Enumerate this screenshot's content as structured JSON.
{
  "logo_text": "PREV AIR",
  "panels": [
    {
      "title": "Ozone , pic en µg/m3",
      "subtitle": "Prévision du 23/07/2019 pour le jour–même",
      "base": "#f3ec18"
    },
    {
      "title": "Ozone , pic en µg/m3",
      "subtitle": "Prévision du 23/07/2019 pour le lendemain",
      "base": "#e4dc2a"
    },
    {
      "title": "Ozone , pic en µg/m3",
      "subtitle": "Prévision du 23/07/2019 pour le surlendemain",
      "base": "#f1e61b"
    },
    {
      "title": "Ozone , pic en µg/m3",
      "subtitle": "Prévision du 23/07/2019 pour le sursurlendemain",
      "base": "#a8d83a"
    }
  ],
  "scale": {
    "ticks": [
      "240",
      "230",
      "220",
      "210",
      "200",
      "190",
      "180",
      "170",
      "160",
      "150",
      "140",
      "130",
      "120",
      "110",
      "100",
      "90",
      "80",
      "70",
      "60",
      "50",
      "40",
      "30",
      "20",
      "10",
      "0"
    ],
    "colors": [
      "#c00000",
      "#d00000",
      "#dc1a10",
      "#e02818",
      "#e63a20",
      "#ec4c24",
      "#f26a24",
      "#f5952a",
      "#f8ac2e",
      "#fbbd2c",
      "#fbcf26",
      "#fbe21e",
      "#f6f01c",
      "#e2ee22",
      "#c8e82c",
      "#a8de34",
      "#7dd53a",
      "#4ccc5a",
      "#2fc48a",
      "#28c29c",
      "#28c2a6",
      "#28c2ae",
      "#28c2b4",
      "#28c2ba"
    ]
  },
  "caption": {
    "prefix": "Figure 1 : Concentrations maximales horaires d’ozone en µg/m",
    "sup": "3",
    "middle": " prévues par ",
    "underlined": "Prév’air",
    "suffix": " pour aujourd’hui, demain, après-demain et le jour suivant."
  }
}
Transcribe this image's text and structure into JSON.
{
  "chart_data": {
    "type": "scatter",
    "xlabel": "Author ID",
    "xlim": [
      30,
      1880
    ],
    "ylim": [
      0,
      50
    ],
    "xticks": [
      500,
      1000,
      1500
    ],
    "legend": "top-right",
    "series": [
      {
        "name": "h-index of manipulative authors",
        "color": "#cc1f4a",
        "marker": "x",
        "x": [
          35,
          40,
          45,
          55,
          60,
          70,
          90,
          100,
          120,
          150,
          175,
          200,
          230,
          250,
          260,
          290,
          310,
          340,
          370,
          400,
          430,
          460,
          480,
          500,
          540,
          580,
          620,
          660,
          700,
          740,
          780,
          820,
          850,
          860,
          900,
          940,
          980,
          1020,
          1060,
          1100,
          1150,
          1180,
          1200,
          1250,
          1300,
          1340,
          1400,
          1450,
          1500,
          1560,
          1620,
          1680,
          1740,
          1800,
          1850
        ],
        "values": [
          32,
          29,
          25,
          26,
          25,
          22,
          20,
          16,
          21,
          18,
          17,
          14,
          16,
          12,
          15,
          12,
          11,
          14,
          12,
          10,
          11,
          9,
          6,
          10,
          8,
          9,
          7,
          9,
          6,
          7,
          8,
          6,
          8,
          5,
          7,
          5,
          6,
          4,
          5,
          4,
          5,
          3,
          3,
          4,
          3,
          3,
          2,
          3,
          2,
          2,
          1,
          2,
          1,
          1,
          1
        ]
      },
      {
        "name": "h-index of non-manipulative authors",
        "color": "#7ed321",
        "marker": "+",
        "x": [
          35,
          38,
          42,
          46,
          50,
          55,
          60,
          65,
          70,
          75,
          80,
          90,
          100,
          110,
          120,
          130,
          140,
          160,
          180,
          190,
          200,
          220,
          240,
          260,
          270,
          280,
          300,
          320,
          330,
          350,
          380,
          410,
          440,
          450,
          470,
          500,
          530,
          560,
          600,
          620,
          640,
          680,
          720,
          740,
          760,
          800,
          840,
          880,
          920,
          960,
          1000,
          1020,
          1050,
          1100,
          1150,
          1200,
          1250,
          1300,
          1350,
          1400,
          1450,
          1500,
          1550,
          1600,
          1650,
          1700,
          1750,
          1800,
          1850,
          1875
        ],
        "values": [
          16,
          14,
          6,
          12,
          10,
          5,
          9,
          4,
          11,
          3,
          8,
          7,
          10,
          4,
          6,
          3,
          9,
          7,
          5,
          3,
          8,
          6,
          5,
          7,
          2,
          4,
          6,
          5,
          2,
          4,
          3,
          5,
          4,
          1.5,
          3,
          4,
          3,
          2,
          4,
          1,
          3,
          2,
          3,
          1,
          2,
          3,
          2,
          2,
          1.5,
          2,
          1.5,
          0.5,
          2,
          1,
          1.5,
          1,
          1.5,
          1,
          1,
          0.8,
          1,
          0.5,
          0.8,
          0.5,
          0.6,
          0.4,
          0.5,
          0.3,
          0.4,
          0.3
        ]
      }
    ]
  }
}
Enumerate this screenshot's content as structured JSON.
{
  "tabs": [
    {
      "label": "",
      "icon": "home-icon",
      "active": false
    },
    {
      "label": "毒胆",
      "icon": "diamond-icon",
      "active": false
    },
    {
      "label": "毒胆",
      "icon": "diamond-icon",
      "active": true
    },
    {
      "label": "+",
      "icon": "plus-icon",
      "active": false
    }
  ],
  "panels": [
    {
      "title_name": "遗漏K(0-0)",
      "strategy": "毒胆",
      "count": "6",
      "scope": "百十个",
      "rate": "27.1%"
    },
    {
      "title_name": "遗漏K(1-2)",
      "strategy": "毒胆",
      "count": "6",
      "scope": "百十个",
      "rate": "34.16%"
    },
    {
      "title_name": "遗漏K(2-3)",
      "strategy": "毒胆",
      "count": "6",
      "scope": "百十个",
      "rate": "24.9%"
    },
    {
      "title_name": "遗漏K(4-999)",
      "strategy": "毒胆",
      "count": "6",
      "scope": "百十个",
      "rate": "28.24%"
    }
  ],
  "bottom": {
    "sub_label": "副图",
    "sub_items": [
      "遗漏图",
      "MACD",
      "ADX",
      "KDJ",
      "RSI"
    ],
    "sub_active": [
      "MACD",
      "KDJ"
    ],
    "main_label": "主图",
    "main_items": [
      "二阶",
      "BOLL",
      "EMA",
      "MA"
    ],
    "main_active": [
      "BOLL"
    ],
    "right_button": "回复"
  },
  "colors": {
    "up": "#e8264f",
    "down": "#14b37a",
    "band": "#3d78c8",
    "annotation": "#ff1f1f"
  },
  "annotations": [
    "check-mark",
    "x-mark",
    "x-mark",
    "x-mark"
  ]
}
──────────
Task statement: Filter the records above for "base" and copy every matching line.

Completed exercise:
      "base": "#f3ec18"
      "base": "#e4dc2a"
      "base": "#f1e61b"
      "base": "#a8d83a"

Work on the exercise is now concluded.